## WHAT IS EXPECTED:
Take every line where the string "JSON" appears and copy it.

## SUPPLIED DATA:
+--

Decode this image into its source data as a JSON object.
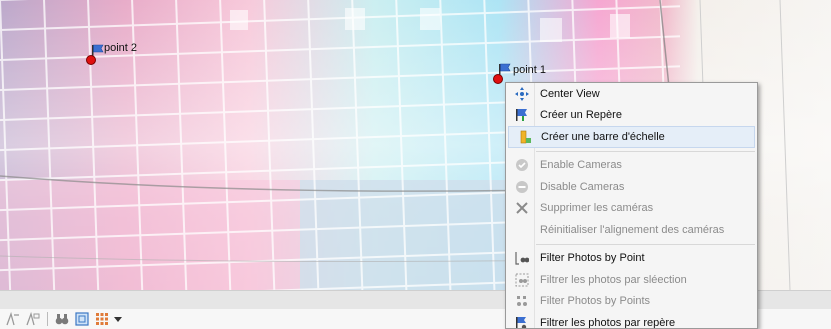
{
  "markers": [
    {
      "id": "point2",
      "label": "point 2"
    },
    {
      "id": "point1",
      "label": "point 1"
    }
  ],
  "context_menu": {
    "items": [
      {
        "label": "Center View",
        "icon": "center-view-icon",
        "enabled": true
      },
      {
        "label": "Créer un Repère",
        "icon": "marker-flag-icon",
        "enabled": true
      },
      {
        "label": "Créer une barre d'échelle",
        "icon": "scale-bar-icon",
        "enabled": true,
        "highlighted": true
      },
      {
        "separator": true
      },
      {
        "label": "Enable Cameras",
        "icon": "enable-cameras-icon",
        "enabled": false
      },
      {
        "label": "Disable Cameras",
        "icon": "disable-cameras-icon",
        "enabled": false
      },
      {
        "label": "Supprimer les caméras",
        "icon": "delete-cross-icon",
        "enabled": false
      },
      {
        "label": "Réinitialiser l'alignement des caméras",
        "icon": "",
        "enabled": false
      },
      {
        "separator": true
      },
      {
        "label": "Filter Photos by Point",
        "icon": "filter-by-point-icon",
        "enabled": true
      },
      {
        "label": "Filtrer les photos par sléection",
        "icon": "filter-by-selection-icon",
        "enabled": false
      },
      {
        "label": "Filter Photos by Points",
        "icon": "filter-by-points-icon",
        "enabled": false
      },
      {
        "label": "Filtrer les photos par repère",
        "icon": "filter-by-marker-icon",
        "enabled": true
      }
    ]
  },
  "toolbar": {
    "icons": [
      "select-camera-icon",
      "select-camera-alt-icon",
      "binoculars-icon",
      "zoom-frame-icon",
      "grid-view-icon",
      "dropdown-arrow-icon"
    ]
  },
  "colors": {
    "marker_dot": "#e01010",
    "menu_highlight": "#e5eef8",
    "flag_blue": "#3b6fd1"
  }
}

+--

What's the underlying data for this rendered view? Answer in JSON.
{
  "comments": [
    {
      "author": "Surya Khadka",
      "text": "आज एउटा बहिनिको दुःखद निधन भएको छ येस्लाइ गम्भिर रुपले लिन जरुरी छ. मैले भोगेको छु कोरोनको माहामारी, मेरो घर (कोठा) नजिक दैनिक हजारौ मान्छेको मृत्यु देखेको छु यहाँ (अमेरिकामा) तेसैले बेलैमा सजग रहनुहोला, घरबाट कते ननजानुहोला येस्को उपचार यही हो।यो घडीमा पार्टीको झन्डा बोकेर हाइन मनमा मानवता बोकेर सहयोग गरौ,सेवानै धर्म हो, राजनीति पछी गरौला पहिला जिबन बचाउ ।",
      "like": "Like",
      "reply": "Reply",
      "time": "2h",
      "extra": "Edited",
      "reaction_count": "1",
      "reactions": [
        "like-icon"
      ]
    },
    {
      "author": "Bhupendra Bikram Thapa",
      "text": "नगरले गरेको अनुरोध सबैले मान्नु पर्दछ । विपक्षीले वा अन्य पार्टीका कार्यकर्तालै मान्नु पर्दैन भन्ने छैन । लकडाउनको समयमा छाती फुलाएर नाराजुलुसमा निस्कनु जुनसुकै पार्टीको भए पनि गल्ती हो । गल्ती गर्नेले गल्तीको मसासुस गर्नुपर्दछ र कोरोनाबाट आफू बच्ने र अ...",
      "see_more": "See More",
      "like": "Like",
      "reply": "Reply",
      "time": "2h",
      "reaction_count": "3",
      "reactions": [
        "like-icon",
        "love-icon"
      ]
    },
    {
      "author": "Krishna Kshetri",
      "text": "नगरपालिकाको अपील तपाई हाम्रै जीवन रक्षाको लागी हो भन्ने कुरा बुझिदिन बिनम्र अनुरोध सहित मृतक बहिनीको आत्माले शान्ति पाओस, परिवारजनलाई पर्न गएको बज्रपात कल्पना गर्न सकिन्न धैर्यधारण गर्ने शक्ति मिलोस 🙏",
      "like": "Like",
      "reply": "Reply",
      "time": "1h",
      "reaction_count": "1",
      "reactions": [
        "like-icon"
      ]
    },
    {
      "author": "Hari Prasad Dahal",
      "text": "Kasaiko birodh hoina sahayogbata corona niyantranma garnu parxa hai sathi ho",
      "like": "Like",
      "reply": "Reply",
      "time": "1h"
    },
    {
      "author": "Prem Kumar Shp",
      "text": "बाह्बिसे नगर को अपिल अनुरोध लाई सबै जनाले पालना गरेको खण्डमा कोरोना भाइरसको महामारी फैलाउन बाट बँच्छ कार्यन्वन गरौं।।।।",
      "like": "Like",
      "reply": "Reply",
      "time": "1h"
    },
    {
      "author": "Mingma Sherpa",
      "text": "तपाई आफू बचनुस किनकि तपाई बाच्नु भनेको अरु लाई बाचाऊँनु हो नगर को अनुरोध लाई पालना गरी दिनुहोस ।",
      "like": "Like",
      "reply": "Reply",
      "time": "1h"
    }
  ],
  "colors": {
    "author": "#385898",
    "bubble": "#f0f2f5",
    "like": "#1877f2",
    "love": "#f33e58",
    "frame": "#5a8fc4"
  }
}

+--

## OUTPUT OF THE TASK:
Decode this image into its source data as a JSON object.
What's the underlying data for this rendered view? Answer in JSON.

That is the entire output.